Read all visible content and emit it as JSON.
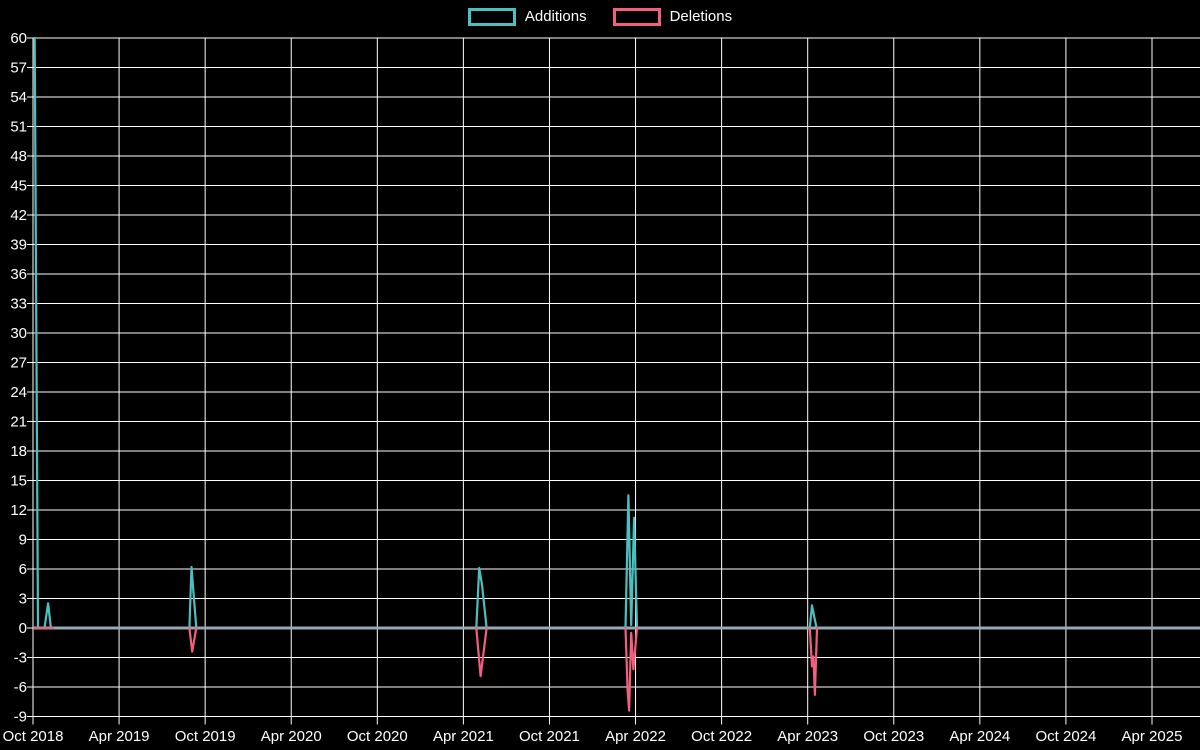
{
  "chart_data": {
    "type": "line",
    "title": "",
    "xlabel": "",
    "ylabel": "",
    "background_color": "#000000",
    "grid_color": "#ffffff",
    "zero_line_color": "#95a9b4",
    "text_color": "#ffffff",
    "grid": true,
    "legend_position": "top-center",
    "legend": [
      {
        "label": "Additions",
        "color": "#4cc0c0"
      },
      {
        "label": "Deletions",
        "color": "#f25f7f"
      }
    ],
    "ylim": [
      -9,
      60
    ],
    "y_ticks": [
      60,
      57,
      54,
      51,
      48,
      45,
      42,
      39,
      36,
      33,
      30,
      27,
      24,
      21,
      18,
      15,
      12,
      9,
      6,
      3,
      0,
      -3,
      -6,
      -9
    ],
    "x_ticks": [
      "Oct 2018",
      "Apr 2019",
      "Oct 2019",
      "Apr 2020",
      "Oct 2020",
      "Apr 2021",
      "Oct 2021",
      "Apr 2022",
      "Oct 2022",
      "Apr 2023",
      "Oct 2023",
      "Apr 2024",
      "Oct 2024",
      "Apr 2025"
    ],
    "x_unit": "months_since_oct_2018",
    "x_months_per_tick": 6,
    "x_domain_months": [
      0,
      81.3
    ],
    "series": [
      {
        "name": "Additions",
        "color": "#4cc0c0",
        "segments": [
          [
            [
              0.12,
              60
            ],
            [
              0.35,
              0
            ],
            [
              0.8,
              0
            ],
            [
              1.05,
              2.5
            ],
            [
              1.25,
              0
            ],
            [
              1.38,
              0
            ]
          ],
          [
            [
              10.9,
              0
            ],
            [
              11.05,
              6.2
            ],
            [
              11.2,
              3.3
            ],
            [
              11.38,
              0
            ]
          ],
          [
            [
              30.9,
              0
            ],
            [
              31.1,
              6.1
            ],
            [
              31.3,
              4.4
            ],
            [
              31.62,
              0
            ]
          ],
          [
            [
              41.3,
              0
            ],
            [
              41.5,
              13.5
            ],
            [
              41.7,
              0.3
            ],
            [
              41.9,
              11.2
            ],
            [
              42.1,
              0
            ]
          ],
          [
            [
              54.15,
              0
            ],
            [
              54.3,
              2.3
            ],
            [
              54.45,
              1.2
            ],
            [
              54.62,
              0
            ]
          ]
        ]
      },
      {
        "name": "Deletions",
        "color": "#f25f7f",
        "segments": [
          [
            [
              0.12,
              0
            ],
            [
              1.38,
              0
            ]
          ],
          [
            [
              10.9,
              0
            ],
            [
              11.1,
              -2.4
            ],
            [
              11.38,
              0
            ]
          ],
          [
            [
              30.9,
              0
            ],
            [
              31.2,
              -4.9
            ],
            [
              31.62,
              0
            ]
          ],
          [
            [
              41.3,
              0
            ],
            [
              41.45,
              -6.3
            ],
            [
              41.55,
              -8.4
            ],
            [
              41.7,
              -0.5
            ],
            [
              41.85,
              -4.2
            ],
            [
              42.1,
              0
            ]
          ],
          [
            [
              54.15,
              0
            ],
            [
              54.3,
              -3.9
            ],
            [
              54.4,
              -2.9
            ],
            [
              54.5,
              -6.8
            ],
            [
              54.65,
              0
            ]
          ]
        ]
      }
    ]
  }
}
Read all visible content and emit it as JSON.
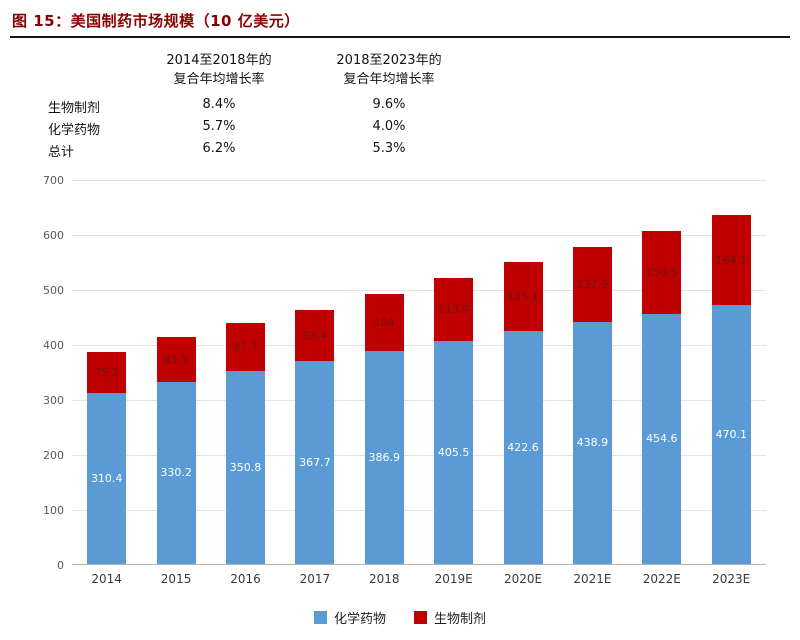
{
  "title": "图 15：美国制药市场规模（10 亿美元）",
  "stats_table": {
    "col_headers": [
      "2014至2018年的\n复合年均增长率",
      "2018至2023年的\n复合年均增长率"
    ],
    "rows": [
      {
        "label": "生物制剂",
        "cagr_2014_2018": "8.4%",
        "cagr_2018_2023": "9.6%"
      },
      {
        "label": "化学药物",
        "cagr_2014_2018": "5.7%",
        "cagr_2018_2023": "4.0%"
      },
      {
        "label": "总计",
        "cagr_2014_2018": "6.2%",
        "cagr_2018_2023": "5.3%"
      }
    ]
  },
  "chart_data": {
    "type": "bar",
    "stacked": true,
    "title": "美国制药市场规模（10 亿美元）",
    "categories": [
      "2014",
      "2015",
      "2016",
      "2017",
      "2018",
      "2019E",
      "2020E",
      "2021E",
      "2022E",
      "2023E"
    ],
    "series": [
      {
        "name": "化学药物",
        "color": "#5B9BD5",
        "values": [
          310.4,
          330.2,
          350.8,
          367.7,
          386.9,
          405.5,
          422.6,
          438.9,
          454.6,
          470.1
        ]
      },
      {
        "name": "生物制剂",
        "color": "#C00000",
        "values": [
          75.2,
          81.5,
          87.7,
          93.4,
          104,
          113.9,
          125.1,
          137.5,
          150.5,
          164.1
        ]
      }
    ],
    "ylim": [
      0,
      700
    ],
    "ytick_step": 100,
    "grid": true,
    "legend_position": "bottom"
  },
  "colors": {
    "chem_blue": "#5B9BD5",
    "bio_red": "#C00000",
    "title_red": "#8B0000"
  }
}
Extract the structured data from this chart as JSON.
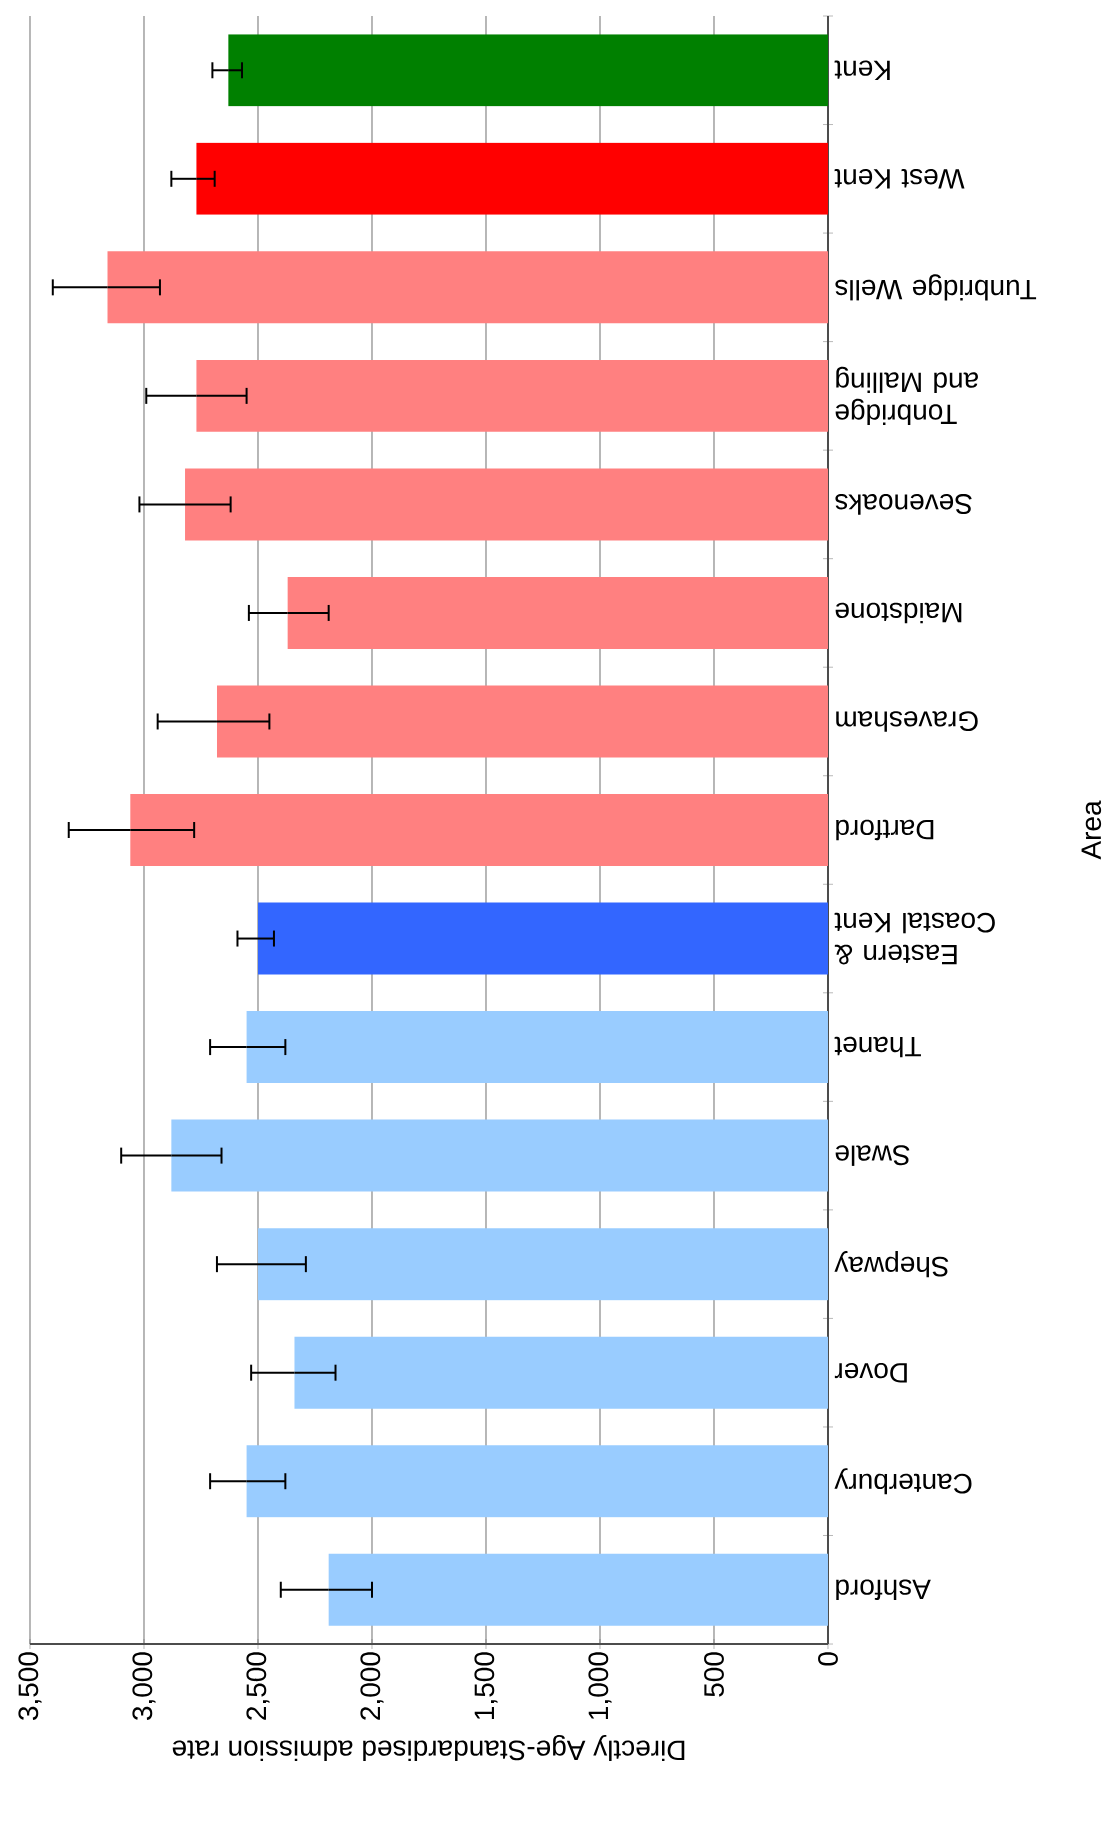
{
  "chart_data": {
    "type": "bar",
    "orientation": "horizontal",
    "xlabel": "Directly Age-Standardised admission rate",
    "ylabel": "Area",
    "categories": [
      "Kent",
      "West Kent",
      "Tunbridge Wells",
      "Tonbridge and Malling",
      "Sevenoaks",
      "Maidstone",
      "Gravesham",
      "Dartford",
      "Eastern & Coastal Kent",
      "Thanet",
      "Swale",
      "Shepway",
      "Dover",
      "Canterbury",
      "Ashford"
    ],
    "values": [
      2630,
      2770,
      3160,
      2770,
      2820,
      2370,
      2680,
      3060,
      2500,
      2550,
      2880,
      2500,
      2340,
      2550,
      2190
    ],
    "errors": [
      [
        2570,
        2700
      ],
      [
        2690,
        2880
      ],
      [
        2930,
        3400
      ],
      [
        2550,
        2990
      ],
      [
        2620,
        3020
      ],
      [
        2190,
        2540
      ],
      [
        2450,
        2940
      ],
      [
        2780,
        3330
      ],
      [
        2430,
        2590
      ],
      [
        2380,
        2710
      ],
      [
        2660,
        3100
      ],
      [
        2290,
        2680
      ],
      [
        2160,
        2530
      ],
      [
        2380,
        2710
      ],
      [
        2000,
        2400
      ]
    ],
    "colors": [
      "#008000",
      "#ff0000",
      "#ff8080",
      "#ff8080",
      "#ff8080",
      "#ff8080",
      "#ff8080",
      "#ff8080",
      "#3366ff",
      "#99ccff",
      "#99ccff",
      "#99ccff",
      "#99ccff",
      "#99ccff",
      "#99ccff"
    ],
    "xlim": [
      3500,
      0
    ],
    "xticks": [
      {
        "value": 3500,
        "label": "3,500"
      },
      {
        "value": 3000,
        "label": "3,000"
      },
      {
        "value": 2500,
        "label": "2,500"
      },
      {
        "value": 2000,
        "label": "2,000"
      },
      {
        "value": 1500,
        "label": "1,500"
      },
      {
        "value": 1000,
        "label": "1,000"
      },
      500,
      0
    ],
    "grid": "x"
  }
}
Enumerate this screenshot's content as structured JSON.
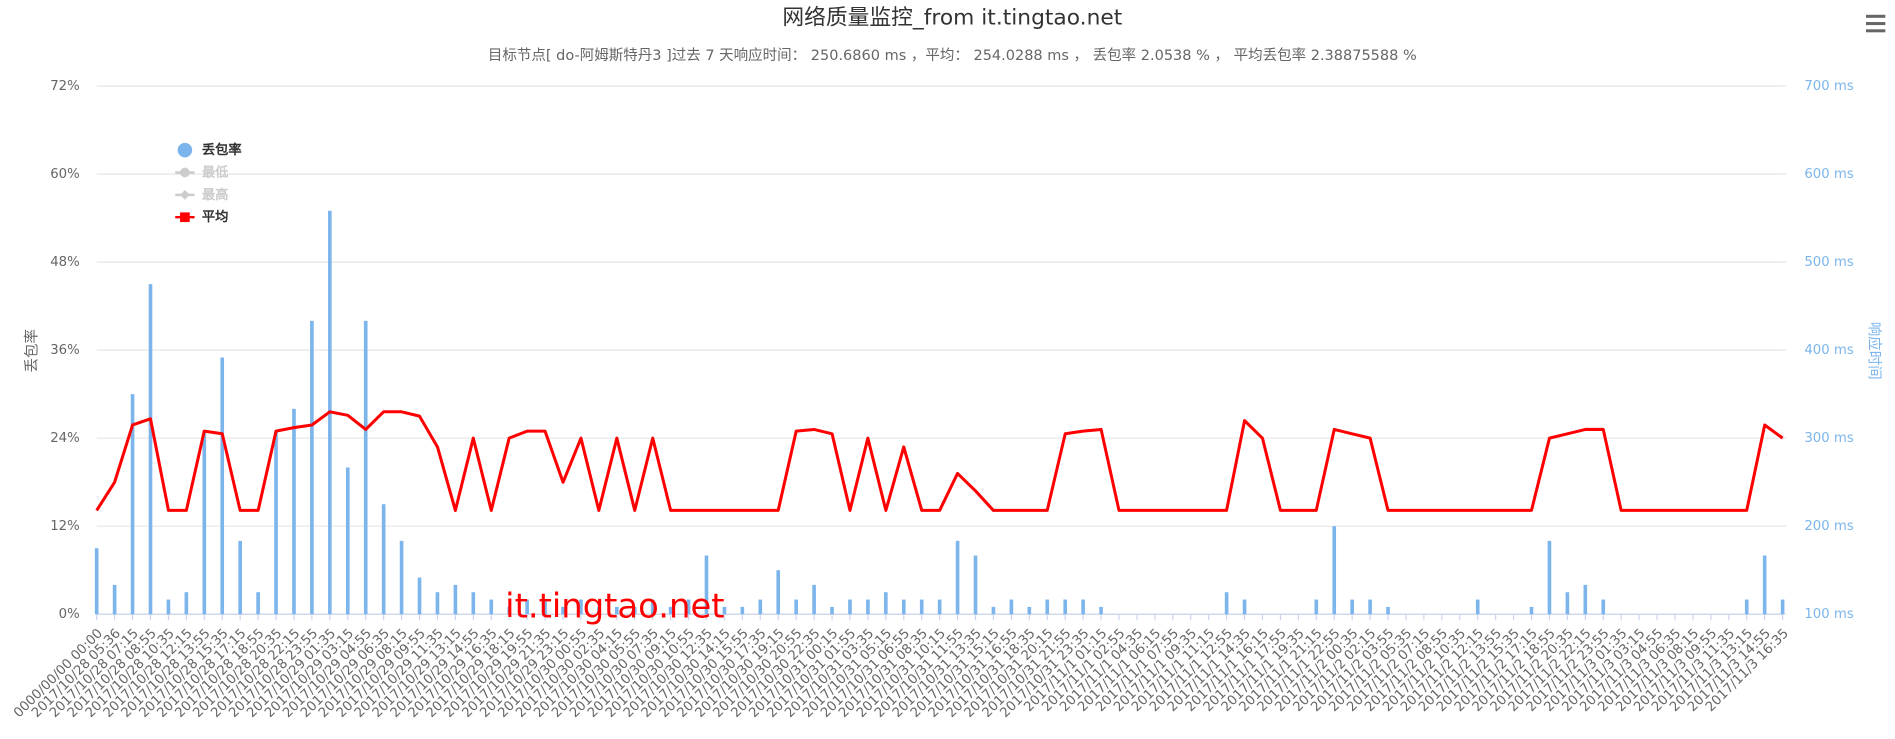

*WHAT TO PRODUCE*. Transcribe all the records above word for word, without their images.

*SOLUTION*.
Read all visible content and emit it as JSON.
{
  "chart_data": {
    "type": "line",
    "title": "",
    "xlabel": "",
    "ylabel": "",
    "background_color": "#000000",
    "grid_color": "#ffffff",
    "zero_line_color": "#95a9b4",
    "text_color": "#ffffff",
    "grid": true,
    "legend_position": "top-center",
    "legend": [
      {
        "label": "Additions",
        "color": "#4cc0c0"
      },
      {
        "label": "Deletions",
        "color": "#f25f7f"
      }
    ],
    "ylim": [
      -9,
      60
    ],
    "y_ticks": [
      60,
      57,
      54,
      51,
      48,
      45,
      42,
      39,
      36,
      33,
      30,
      27,
      24,
      21,
      18,
      15,
      12,
      9,
      6,
      3,
      0,
      -3,
      -6,
      -9
    ],
    "x_ticks": [
      "Oct 2018",
      "Apr 2019",
      "Oct 2019",
      "Apr 2020",
      "Oct 2020",
      "Apr 2021",
      "Oct 2021",
      "Apr 2022",
      "Oct 2022",
      "Apr 2023",
      "Oct 2023",
      "Apr 2024",
      "Oct 2024",
      "Apr 2025"
    ],
    "x_unit": "months_since_oct_2018",
    "x_months_per_tick": 6,
    "x_domain_months": [
      0,
      81.3
    ],
    "series": [
      {
        "name": "Additions",
        "color": "#4cc0c0",
        "segments": [
          [
            [
              0.12,
              60
            ],
            [
              0.35,
              0
            ],
            [
              0.8,
              0
            ],
            [
              1.05,
              2.5
            ],
            [
              1.25,
              0
            ],
            [
              1.38,
              0
            ]
          ],
          [
            [
              10.9,
              0
            ],
            [
              11.05,
              6.2
            ],
            [
              11.2,
              3.3
            ],
            [
              11.38,
              0
            ]
          ],
          [
            [
              30.9,
              0
            ],
            [
              31.1,
              6.1
            ],
            [
              31.3,
              4.4
            ],
            [
              31.62,
              0
            ]
          ],
          [
            [
              41.3,
              0
            ],
            [
              41.5,
              13.5
            ],
            [
              41.7,
              0.3
            ],
            [
              41.9,
              11.2
            ],
            [
              42.1,
              0
            ]
          ],
          [
            [
              54.15,
              0
            ],
            [
              54.3,
              2.3
            ],
            [
              54.45,
              1.2
            ],
            [
              54.62,
              0
            ]
          ]
        ]
      },
      {
        "name": "Deletions",
        "color": "#f25f7f",
        "segments": [
          [
            [
              0.12,
              0
            ],
            [
              1.38,
              0
            ]
          ],
          [
            [
              10.9,
              0
            ],
            [
              11.1,
              -2.4
            ],
            [
              11.38,
              0
            ]
          ],
          [
            [
              30.9,
              0
            ],
            [
              31.2,
              -4.9
            ],
            [
              31.62,
              0
            ]
          ],
          [
            [
              41.3,
              0
            ],
            [
              41.45,
              -6.3
            ],
            [
              41.55,
              -8.4
            ],
            [
              41.7,
              -0.5
            ],
            [
              41.85,
              -4.2
            ],
            [
              42.1,
              0
            ]
          ],
          [
            [
              54.15,
              0
            ],
            [
              54.3,
              -3.9
            ],
            [
              54.4,
              -2.9
            ],
            [
              54.5,
              -6.8
            ],
            [
              54.65,
              0
            ]
          ]
        ]
      }
    ]
  }
}
Read all visible content and emit it as JSON.
{
  "title": "图 15：美国制药市场规模（10 亿美元）",
  "stats_table": {
    "col_headers": [
      "2014至2018年的\n复合年均增长率",
      "2018至2023年的\n复合年均增长率"
    ],
    "rows": [
      {
        "label": "生物制剂",
        "cagr_2014_2018": "8.4%",
        "cagr_2018_2023": "9.6%"
      },
      {
        "label": "化学药物",
        "cagr_2014_2018": "5.7%",
        "cagr_2018_2023": "4.0%"
      },
      {
        "label": "总计",
        "cagr_2014_2018": "6.2%",
        "cagr_2018_2023": "5.3%"
      }
    ]
  },
  "chart_data": {
    "type": "bar",
    "stacked": true,
    "title": "美国制药市场规模（10 亿美元）",
    "categories": [
      "2014",
      "2015",
      "2016",
      "2017",
      "2018",
      "2019E",
      "2020E",
      "2021E",
      "2022E",
      "2023E"
    ],
    "series": [
      {
        "name": "化学药物",
        "color": "#5B9BD5",
        "values": [
          310.4,
          330.2,
          350.8,
          367.7,
          386.9,
          405.5,
          422.6,
          438.9,
          454.6,
          470.1
        ]
      },
      {
        "name": "生物制剂",
        "color": "#C00000",
        "values": [
          75.2,
          81.5,
          87.7,
          93.4,
          104,
          113.9,
          125.1,
          137.5,
          150.5,
          164.1
        ]
      }
    ],
    "ylim": [
      0,
      700
    ],
    "ytick_step": 100,
    "grid": true,
    "legend_position": "bottom"
  },
  "colors": {
    "chem_blue": "#5B9BD5",
    "bio_red": "#C00000",
    "title_red": "#8B0000"
  }
}
Extract the structured data from this chart as JSON.
{
  "chart_data": {
    "type": "bar",
    "orientation": "horizontal",
    "xlabel": "Directly Age-Standardised admission rate",
    "ylabel": "Area",
    "categories": [
      "Kent",
      "West Kent",
      "Tunbridge Wells",
      "Tonbridge and Malling",
      "Sevenoaks",
      "Maidstone",
      "Gravesham",
      "Dartford",
      "Eastern & Coastal Kent",
      "Thanet",
      "Swale",
      "Shepway",
      "Dover",
      "Canterbury",
      "Ashford"
    ],
    "values": [
      2630,
      2770,
      3160,
      2770,
      2820,
      2370,
      2680,
      3060,
      2500,
      2550,
      2880,
      2500,
      2340,
      2550,
      2190
    ],
    "errors": [
      [
        2570,
        2700
      ],
      [
        2690,
        2880
      ],
      [
        2930,
        3400
      ],
      [
        2550,
        2990
      ],
      [
        2620,
        3020
      ],
      [
        2190,
        2540
      ],
      [
        2450,
        2940
      ],
      [
        2780,
        3330
      ],
      [
        2430,
        2590
      ],
      [
        2380,
        2710
      ],
      [
        2660,
        3100
      ],
      [
        2290,
        2680
      ],
      [
        2160,
        2530
      ],
      [
        2380,
        2710
      ],
      [
        2000,
        2400
      ]
    ],
    "colors": [
      "#008000",
      "#ff0000",
      "#ff8080",
      "#ff8080",
      "#ff8080",
      "#ff8080",
      "#ff8080",
      "#ff8080",
      "#3366ff",
      "#99ccff",
      "#99ccff",
      "#99ccff",
      "#99ccff",
      "#99ccff",
      "#99ccff"
    ],
    "xlim": [
      3500,
      0
    ],
    "xticks": [
      {
        "value": 3500,
        "label": "3,500"
      },
      {
        "value": 3000,
        "label": "3,000"
      },
      {
        "value": 2500,
        "label": "2,500"
      },
      {
        "value": 2000,
        "label": "2,000"
      },
      {
        "value": 1500,
        "label": "1,500"
      },
      {
        "value": 1000,
        "label": "1,000"
      },
      500,
      0
    ],
    "grid": "x"
  }
}
Enumerate this screenshot's content as structured JSON.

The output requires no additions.